SOURCE MATERIAL:
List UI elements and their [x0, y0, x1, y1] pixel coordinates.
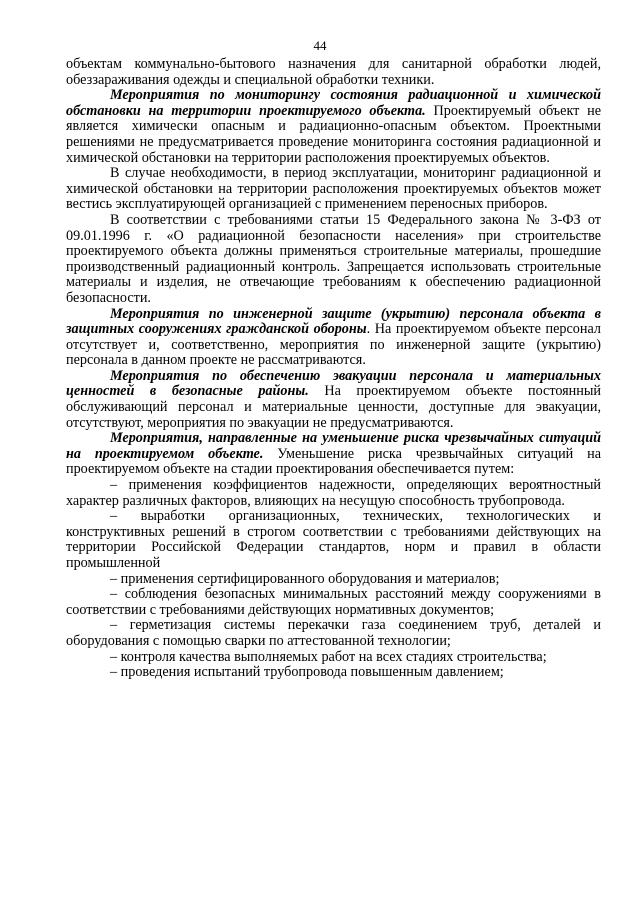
section-heading-protection: Мероприятия по инженерной защите (укрытию) персонала объекта в защитных сооружениях гражданской обороны [66, 305, 601, 338]
list-item: – герметизация системы перекачки газа соединением труб, деталей и оборудования с помощью сварки по аттестованной технологии; [66, 617, 601, 649]
paragraph-protection [66, 307, 601, 369]
paragraph-evacuation [66, 369, 601, 431]
paragraph-monitoring-operation [66, 166, 601, 213]
list-item: – применения коэффициентов надежности, определяющих вероятностный характер различных факторов, влияющих на несущую способность трубопровода. [66, 477, 601, 509]
list-item: – проведения испытаний трубопровода повышенным давлением; [110, 664, 504, 681]
list-item: – контроля качества выполняемых работ на всех стадиях строительства; [110, 648, 547, 665]
document-body [66, 57, 601, 681]
list-item: – соблюдения безопасных минимальных расстояний между сооружениями в соответствии с требованиями действующих нормативных документов; [66, 586, 601, 618]
paragraph-risk-reduction [66, 431, 601, 478]
page-number: 44 [313, 38, 327, 53]
paragraph-continuation [66, 57, 601, 88]
section-heading-monitoring: Мероприятия по мониторингу состояния радиационной и химической обстановки на территории проектируемого объекта. [66, 87, 601, 119]
section-heading-evacuation: Мероприятия по обеспечению эвакуации персонала и материальных ценностей в безопасные районы. [66, 367, 601, 400]
paragraph-text: объектам коммунально-бытового назначения для санитарной обработки людей, обеззараживания одежды и специальной обработки техники. [66, 56, 601, 88]
paragraph-monitoring [66, 88, 601, 166]
list-item: – применения сертифицированного оборудования и материалов; [110, 570, 500, 587]
paragraph-text: В соответствии с требованиями статьи 15 Федерального закона № 3-ФЗ от 09.01.1996 г. «О радиационной безопасности населения» при строительстве проектируемого объекта должны применяться строительные материалы, прошедшие производственный радиационный контроль. Запрещается использовать строительные материалы и изделия, не отвечающие требованиям к обеспечению радиационной безопасности. [66, 211, 601, 306]
paragraph-text: В случае необходимости, в период эксплуатации, мониторинг радиационной и химической обстановки на территории расположения проектируемых объектов может вестись эксплуатирующей организацией с применением переносных приборов. [66, 165, 601, 213]
paragraph-text: Проектируемый объект не является химически опасным и радиационно-опасным объектом. Проектными решениями не предусматривается проведение мониторинга состояния радиационной и химической обстановки на территории расположения проектируемых объектов. [66, 102, 601, 166]
list-item: – выработки организационных, технических, технологических и конструктивных решений в строгом соответствии с требованиями действующих на территории Российской Федерации стандартов, норм и правил в области промышленной [66, 508, 601, 571]
paragraph-text: Уменьшение риска чрезвычайных ситуаций на проектируемом объекте на стадии проектирования обеспечивается путем: [66, 445, 601, 478]
paragraph-text: На проектируемом объекте постоянный обслуживающий персонал и материальные ценности, доступные для эвакуации, отсутствуют, мероприятия по эвакуации не предусматриваются. [66, 383, 601, 431]
paragraph-radiation-law [66, 213, 601, 307]
section-heading-risk-reduction: Мероприятия, направленные на уменьшение риска чрезвычайных ситуаций на проектируемом объекте. [66, 430, 601, 462]
paragraph-text: . На проектируемом объекте персонал отсутствует и, соответственно, мероприятия по инженерной защите (укрытию) персонала в данном проекте не рассматриваются. [66, 321, 601, 369]
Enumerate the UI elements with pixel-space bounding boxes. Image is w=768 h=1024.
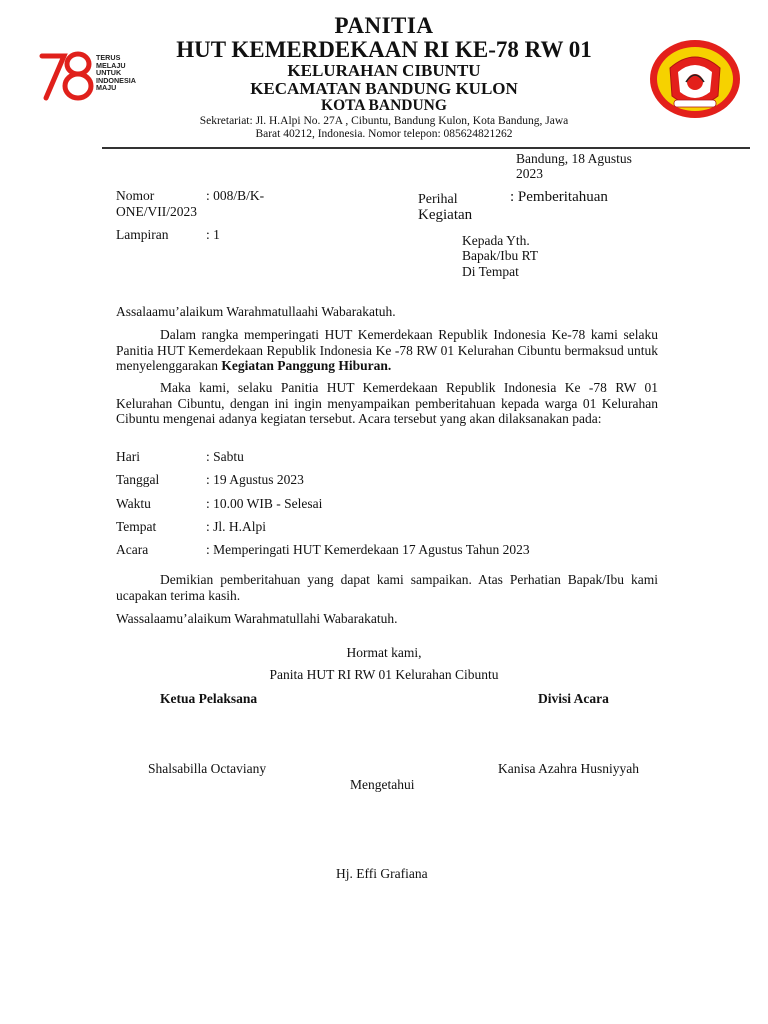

EXERCISE DESCRIPTION:
Convert every line of the listing above into a JSON array of strings, one string per line, omitting blank lines and the picture lines.

SOLUTION FOR THIS TASK:
[
  "List UI elements and their [x0, y0, x1, y1] pixel coordinates.",
  "section-heading-protection: Мероприятия по инженерной защите (укрытию) персонала объекта в защитных сооружениях гражданской обороны [66, 305, 601, 338]",
  "list-item: – герметизация системы перекачки газа соединением труб, деталей и оборудования с помощью сварки по аттестованной технологии; [66, 617, 601, 649]",
  "paragraph-protection [66, 307, 601, 369]",
  "paragraph-evacuation [66, 369, 601, 431]",
  "paragraph-monitoring-operation [66, 166, 601, 213]",
  "list-item: – применения коэффициентов надежности, определяющих вероятностный характер различных факторов, влияющих на несущую способность трубопровода. [66, 477, 601, 509]",
  "list-item: – проведения испытаний трубопровода повышенным давлением; [110, 664, 504, 681]",
  "list-item: – контроля качества выполняемых работ на всех стадиях строительства; [110, 648, 547, 665]",
  "document-body [66, 57, 601, 681]",
  "list-item: – соблюдения безопасных минимальных расстояний между сооружениями в соответствии с требованиями действующих нормативных документов; [66, 586, 601, 618]",
  "paragraph-risk-reduction [66, 431, 601, 478]",
  "page-number: 44 [313, 38, 327, 53]",
  "paragraph-continuation [66, 57, 601, 88]",
  "section-heading-monitoring: Мероприятия по мониторингу состояния радиационной и химической обстановки на территории проектируемого объекта. [66, 87, 601, 119]",
  "section-heading-evacuation: Мероприятия по обеспечению эвакуации персонала и материальных ценностей в безопасные районы. [66, 367, 601, 400]",
  "paragraph-text: объектам коммунально-бытового назначения для санитарной обработки людей, обеззараживания одежды и специальной обработки техники. [66, 56, 601, 88]",
  "paragraph-monitoring [66, 88, 601, 166]",
  "list-item: – применения сертифицированного оборудования и материалов; [110, 570, 500, 587]",
  "paragraph-text: В соответствии с требованиями статьи 15 Федерального закона № 3-ФЗ от 09.01.1996 г. «О радиационной безопасности населения» при строительстве проектируемого объекта должны применяться строительные материалы, прошедшие производственный радиационный контроль. Запрещается использовать строительные материалы и изделия, не отвечающие требованиям к обеспечению радиационной безопасности. [66, 211, 601, 306]",
  "paragraph-text: В случае необходимости, в период эксплуатации, мониторинг радиационной и химической обстановки на территории расположения проектируемых объектов может вестись эксплуатирующей организацией с применением переносных приборов. [66, 165, 601, 213]",
  "paragraph-text: Проектируемый объект не является химически опасным и радиационно-опасным объектом. Проектными решениями не предусматривается проведение мониторинга состояния радиационной и химической обстановки на территории расположения проектируемых объектов. [66, 102, 601, 166]",
  "list-item: – выработки организационных, технических, технологических и конструктивных решений в строгом соответствии с требованиями действующих на территории Российской Федерации стандартов, норм и правил в области промышленной [66, 508, 601, 571]",
  "paragraph-text: Уменьшение риска чрезвычайных ситуаций на проектируемом объекте на стадии проектирования обеспечивается путем: [66, 445, 601, 478]",
  "paragraph-text: На проектируемом объекте постоянный обслуживающий персонал и материальные ценности, доступные для эвакуации, отсутствуют, мероприятия по эвакуации не предусматриваются. [66, 383, 601, 431]",
  "paragraph-radiation-law [66, 213, 601, 307]",
  "section-heading-risk-reduction: Мероприятия, направленные на уменьшение риска чрезвычайных ситуаций на проектируемом объекте. [66, 430, 601, 462]",
  "paragraph-text: . На проектируемом объекте персонал отсутствует и, соответственно, мероприятия по инженерной защите (укрытию) персонала в данном проекте не рассматриваются. [66, 321, 601, 369]",
  "Enumerate the UI elements with pixel-space bounding boxes. Image is w=768 h=1024."
]